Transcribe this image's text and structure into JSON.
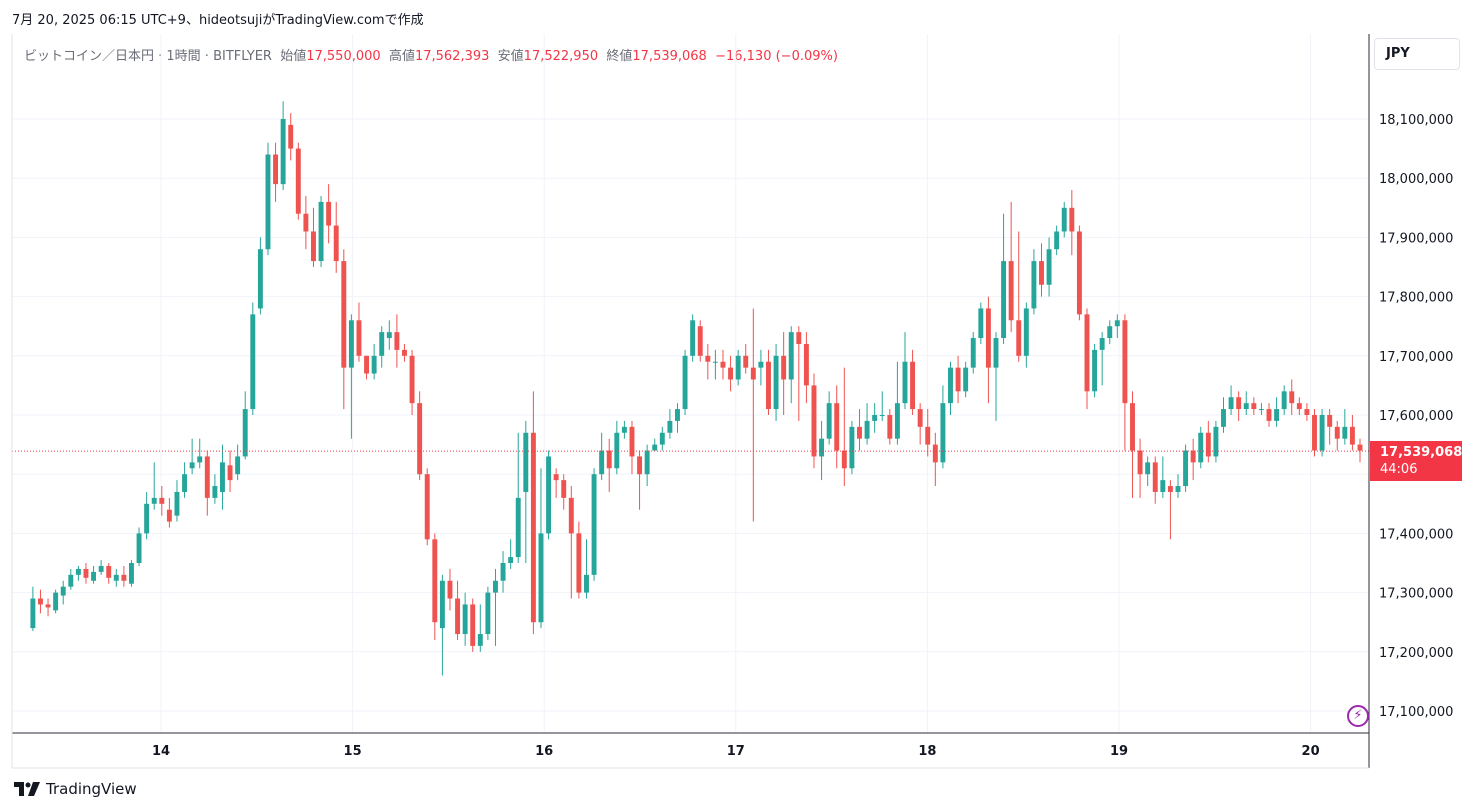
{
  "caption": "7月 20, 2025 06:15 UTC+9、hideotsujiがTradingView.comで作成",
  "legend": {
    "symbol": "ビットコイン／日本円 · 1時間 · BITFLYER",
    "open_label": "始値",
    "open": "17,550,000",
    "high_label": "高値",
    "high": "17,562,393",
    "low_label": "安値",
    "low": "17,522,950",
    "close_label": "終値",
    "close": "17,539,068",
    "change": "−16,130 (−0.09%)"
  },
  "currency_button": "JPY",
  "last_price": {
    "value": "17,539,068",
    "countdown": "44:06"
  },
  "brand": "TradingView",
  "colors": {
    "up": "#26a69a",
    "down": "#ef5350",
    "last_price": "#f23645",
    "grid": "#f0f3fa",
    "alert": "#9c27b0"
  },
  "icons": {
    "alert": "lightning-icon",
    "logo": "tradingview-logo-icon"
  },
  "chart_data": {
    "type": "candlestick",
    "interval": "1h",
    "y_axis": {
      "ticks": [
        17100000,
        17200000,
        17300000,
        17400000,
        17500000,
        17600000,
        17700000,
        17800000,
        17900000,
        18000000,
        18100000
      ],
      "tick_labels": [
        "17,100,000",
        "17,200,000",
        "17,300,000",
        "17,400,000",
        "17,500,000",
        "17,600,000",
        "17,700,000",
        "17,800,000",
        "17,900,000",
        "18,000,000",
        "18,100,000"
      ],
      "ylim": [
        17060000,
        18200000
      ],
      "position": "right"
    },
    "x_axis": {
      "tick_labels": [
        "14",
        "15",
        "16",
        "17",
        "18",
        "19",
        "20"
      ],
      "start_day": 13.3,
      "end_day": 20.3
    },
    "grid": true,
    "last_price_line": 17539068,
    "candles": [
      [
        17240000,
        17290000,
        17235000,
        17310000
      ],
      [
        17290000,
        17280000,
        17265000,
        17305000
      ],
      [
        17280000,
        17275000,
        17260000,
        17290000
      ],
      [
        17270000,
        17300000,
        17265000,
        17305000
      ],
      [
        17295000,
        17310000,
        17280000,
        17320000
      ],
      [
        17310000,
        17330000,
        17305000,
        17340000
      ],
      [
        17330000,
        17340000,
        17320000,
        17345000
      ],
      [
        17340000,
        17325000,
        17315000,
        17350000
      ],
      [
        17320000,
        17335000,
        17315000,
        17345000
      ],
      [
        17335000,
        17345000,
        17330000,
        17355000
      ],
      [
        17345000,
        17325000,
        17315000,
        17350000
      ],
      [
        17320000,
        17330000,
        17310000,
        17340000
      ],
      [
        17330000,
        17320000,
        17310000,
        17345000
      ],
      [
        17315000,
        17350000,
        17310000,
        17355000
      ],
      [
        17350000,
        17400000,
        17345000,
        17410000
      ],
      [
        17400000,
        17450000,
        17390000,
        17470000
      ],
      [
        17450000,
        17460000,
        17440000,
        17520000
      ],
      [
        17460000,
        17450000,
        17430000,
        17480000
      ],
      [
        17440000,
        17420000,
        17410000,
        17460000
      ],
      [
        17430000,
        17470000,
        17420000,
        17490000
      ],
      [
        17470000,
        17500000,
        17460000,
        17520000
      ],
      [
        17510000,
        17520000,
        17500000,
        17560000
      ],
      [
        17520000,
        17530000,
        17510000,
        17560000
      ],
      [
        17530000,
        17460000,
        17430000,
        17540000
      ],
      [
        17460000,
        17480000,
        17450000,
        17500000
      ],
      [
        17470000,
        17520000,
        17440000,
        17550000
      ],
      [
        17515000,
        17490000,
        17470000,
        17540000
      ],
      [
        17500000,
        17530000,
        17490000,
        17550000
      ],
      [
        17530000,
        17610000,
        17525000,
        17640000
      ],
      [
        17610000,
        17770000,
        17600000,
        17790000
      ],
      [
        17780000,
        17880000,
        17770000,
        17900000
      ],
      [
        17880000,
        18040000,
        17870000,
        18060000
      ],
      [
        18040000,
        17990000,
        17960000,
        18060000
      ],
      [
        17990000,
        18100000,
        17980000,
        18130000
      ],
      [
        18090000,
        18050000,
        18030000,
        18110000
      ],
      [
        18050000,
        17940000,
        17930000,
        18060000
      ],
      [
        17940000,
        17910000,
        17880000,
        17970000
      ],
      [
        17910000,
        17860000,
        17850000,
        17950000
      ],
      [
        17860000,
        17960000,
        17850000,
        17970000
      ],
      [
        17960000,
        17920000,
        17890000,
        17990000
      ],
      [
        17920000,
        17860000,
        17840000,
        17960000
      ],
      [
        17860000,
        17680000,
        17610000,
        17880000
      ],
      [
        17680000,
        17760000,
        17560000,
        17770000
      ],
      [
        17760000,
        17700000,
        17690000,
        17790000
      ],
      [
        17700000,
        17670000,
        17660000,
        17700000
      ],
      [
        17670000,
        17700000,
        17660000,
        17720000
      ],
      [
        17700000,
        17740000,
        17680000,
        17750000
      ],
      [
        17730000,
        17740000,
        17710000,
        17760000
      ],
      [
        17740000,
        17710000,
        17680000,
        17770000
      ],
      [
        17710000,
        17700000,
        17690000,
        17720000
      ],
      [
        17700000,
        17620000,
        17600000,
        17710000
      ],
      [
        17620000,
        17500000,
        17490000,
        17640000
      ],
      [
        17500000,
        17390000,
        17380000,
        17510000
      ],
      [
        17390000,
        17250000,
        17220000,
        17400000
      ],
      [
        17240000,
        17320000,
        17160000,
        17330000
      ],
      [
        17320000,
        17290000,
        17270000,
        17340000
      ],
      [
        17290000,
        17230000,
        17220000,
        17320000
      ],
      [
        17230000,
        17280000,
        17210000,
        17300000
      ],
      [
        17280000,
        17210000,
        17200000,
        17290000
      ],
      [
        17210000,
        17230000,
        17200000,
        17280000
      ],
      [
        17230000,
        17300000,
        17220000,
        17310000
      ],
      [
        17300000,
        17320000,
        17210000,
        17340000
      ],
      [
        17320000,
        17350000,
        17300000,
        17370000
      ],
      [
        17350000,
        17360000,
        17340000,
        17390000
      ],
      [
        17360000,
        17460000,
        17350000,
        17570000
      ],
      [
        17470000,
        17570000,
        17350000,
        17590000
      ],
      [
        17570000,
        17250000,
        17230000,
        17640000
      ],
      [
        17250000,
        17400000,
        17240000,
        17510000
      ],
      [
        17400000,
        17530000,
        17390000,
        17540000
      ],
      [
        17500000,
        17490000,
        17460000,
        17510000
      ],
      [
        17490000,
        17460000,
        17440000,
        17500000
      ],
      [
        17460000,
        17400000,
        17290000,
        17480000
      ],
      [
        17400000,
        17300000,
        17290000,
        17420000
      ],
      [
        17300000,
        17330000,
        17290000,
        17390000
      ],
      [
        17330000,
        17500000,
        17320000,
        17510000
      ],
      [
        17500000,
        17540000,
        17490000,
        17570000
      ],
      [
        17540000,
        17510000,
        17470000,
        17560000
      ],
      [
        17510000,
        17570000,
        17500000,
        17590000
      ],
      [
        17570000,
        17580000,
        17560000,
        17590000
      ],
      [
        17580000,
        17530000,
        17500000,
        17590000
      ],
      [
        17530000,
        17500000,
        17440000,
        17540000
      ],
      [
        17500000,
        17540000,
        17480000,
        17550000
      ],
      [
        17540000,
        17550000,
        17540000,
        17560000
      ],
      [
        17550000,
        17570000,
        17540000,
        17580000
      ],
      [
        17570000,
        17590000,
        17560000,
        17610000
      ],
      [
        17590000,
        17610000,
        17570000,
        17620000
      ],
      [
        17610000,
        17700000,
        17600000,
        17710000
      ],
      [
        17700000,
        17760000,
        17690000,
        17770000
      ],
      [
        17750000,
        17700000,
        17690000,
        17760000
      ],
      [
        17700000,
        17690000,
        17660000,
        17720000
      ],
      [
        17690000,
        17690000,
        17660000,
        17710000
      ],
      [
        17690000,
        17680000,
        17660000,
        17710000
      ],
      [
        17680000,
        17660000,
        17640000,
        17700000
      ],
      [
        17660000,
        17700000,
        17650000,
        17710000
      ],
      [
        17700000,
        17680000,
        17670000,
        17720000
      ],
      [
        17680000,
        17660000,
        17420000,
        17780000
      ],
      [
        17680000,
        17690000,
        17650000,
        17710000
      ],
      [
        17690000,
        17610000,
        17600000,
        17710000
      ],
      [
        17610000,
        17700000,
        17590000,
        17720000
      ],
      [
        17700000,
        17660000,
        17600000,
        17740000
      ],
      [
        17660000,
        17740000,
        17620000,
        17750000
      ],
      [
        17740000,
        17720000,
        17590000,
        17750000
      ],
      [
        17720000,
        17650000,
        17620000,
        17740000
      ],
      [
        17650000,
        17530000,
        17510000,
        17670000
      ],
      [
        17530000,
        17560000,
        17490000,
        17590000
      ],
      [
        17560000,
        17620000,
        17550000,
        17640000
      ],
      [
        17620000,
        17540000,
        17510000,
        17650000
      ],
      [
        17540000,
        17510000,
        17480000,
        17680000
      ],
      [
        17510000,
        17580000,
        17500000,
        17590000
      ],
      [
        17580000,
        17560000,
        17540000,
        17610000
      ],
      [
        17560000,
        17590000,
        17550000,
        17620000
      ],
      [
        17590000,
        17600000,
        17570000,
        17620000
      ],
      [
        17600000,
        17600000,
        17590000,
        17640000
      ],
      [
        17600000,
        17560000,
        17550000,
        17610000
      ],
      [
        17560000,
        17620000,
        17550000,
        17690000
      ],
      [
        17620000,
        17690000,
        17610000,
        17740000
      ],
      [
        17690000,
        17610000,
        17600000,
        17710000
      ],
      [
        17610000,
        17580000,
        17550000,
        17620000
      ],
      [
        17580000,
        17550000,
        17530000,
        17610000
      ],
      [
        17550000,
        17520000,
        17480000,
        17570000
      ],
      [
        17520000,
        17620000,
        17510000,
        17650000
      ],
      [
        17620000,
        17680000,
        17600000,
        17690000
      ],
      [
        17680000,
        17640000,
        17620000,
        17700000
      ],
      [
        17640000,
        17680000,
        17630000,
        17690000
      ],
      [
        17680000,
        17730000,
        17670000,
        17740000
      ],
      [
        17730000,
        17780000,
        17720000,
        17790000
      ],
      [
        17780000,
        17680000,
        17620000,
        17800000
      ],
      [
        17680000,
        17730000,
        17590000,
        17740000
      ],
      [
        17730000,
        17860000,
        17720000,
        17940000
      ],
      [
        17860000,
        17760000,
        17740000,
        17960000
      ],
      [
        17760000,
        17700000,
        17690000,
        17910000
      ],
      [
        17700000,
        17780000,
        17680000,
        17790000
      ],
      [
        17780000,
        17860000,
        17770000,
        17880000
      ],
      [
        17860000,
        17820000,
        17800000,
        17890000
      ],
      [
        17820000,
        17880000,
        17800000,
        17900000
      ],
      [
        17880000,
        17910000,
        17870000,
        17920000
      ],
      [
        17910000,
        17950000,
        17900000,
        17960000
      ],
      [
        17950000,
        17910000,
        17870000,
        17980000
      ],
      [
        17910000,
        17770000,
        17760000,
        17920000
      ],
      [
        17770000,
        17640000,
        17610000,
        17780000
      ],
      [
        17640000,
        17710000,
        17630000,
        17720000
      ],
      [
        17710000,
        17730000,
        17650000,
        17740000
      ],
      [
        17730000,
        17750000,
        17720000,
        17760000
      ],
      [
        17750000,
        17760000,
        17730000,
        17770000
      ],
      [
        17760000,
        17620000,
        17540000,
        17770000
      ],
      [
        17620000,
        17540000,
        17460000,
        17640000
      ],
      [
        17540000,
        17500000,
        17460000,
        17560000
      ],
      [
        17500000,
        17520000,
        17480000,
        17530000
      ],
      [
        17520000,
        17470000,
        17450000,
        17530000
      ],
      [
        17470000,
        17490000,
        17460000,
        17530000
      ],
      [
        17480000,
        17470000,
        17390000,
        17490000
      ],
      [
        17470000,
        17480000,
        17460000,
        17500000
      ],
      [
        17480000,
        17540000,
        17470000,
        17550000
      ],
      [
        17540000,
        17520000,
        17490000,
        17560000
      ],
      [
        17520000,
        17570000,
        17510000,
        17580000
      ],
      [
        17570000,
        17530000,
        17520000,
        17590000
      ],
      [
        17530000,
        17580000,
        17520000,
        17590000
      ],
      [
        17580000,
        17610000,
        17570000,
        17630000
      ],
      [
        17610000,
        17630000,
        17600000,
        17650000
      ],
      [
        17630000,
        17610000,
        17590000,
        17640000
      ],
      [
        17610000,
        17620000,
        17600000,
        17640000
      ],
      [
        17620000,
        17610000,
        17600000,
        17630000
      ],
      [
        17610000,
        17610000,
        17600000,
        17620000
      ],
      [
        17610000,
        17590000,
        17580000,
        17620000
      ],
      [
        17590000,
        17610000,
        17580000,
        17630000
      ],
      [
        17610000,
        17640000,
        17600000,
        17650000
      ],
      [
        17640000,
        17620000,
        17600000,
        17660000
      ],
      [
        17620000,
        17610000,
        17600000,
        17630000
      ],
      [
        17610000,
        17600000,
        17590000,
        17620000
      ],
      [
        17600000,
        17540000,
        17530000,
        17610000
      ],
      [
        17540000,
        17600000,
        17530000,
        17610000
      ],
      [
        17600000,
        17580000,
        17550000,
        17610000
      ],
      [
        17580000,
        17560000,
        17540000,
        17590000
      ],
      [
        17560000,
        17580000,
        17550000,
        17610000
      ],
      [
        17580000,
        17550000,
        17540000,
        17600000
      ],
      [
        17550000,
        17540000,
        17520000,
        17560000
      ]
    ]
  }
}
* * *
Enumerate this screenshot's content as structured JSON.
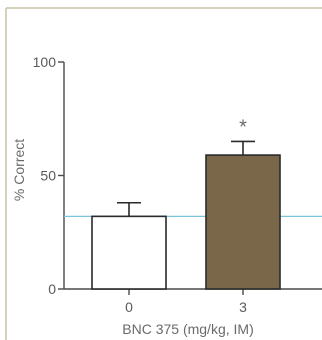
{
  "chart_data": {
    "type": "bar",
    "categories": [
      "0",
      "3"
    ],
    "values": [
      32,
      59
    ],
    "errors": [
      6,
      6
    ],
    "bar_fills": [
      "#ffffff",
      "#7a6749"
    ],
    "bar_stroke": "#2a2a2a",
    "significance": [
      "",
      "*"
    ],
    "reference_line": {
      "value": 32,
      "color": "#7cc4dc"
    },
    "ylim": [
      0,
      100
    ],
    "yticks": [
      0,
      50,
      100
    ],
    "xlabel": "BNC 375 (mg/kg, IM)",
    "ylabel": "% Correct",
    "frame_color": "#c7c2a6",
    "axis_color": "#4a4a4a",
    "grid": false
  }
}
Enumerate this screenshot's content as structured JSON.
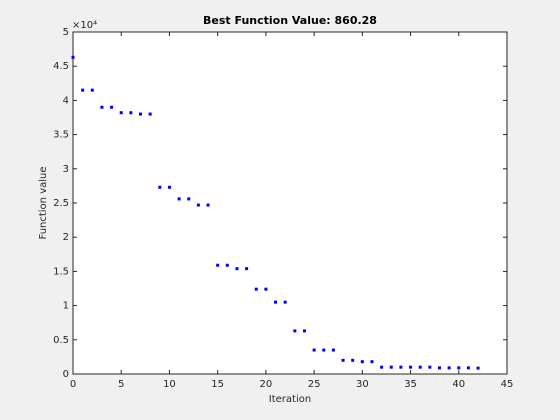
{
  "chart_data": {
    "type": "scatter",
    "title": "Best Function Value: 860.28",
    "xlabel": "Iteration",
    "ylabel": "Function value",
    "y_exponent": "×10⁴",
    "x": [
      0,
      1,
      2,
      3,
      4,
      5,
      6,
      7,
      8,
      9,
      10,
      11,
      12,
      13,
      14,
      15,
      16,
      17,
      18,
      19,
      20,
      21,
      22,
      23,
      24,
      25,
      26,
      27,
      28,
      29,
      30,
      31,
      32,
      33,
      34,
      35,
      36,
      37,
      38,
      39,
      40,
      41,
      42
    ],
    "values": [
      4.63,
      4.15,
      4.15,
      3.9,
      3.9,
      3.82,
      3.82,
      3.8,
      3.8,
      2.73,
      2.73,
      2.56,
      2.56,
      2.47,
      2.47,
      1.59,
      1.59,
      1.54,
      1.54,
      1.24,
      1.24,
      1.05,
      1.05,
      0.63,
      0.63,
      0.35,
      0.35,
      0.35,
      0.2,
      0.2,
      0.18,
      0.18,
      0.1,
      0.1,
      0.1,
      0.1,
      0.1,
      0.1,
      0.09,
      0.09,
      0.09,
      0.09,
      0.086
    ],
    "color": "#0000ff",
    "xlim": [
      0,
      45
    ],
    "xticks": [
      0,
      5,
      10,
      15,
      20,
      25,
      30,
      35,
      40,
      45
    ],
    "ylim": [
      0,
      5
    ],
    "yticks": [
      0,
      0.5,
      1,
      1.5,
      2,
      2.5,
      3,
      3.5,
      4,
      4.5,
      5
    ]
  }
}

### PROBLEM REQUIREMENTS:
Using the listing above, return all lines where the word "Function" occurs.

### TASK SOLUTION:
    "title": "Best Function Value: 860.28",
    "ylabel": "Function value",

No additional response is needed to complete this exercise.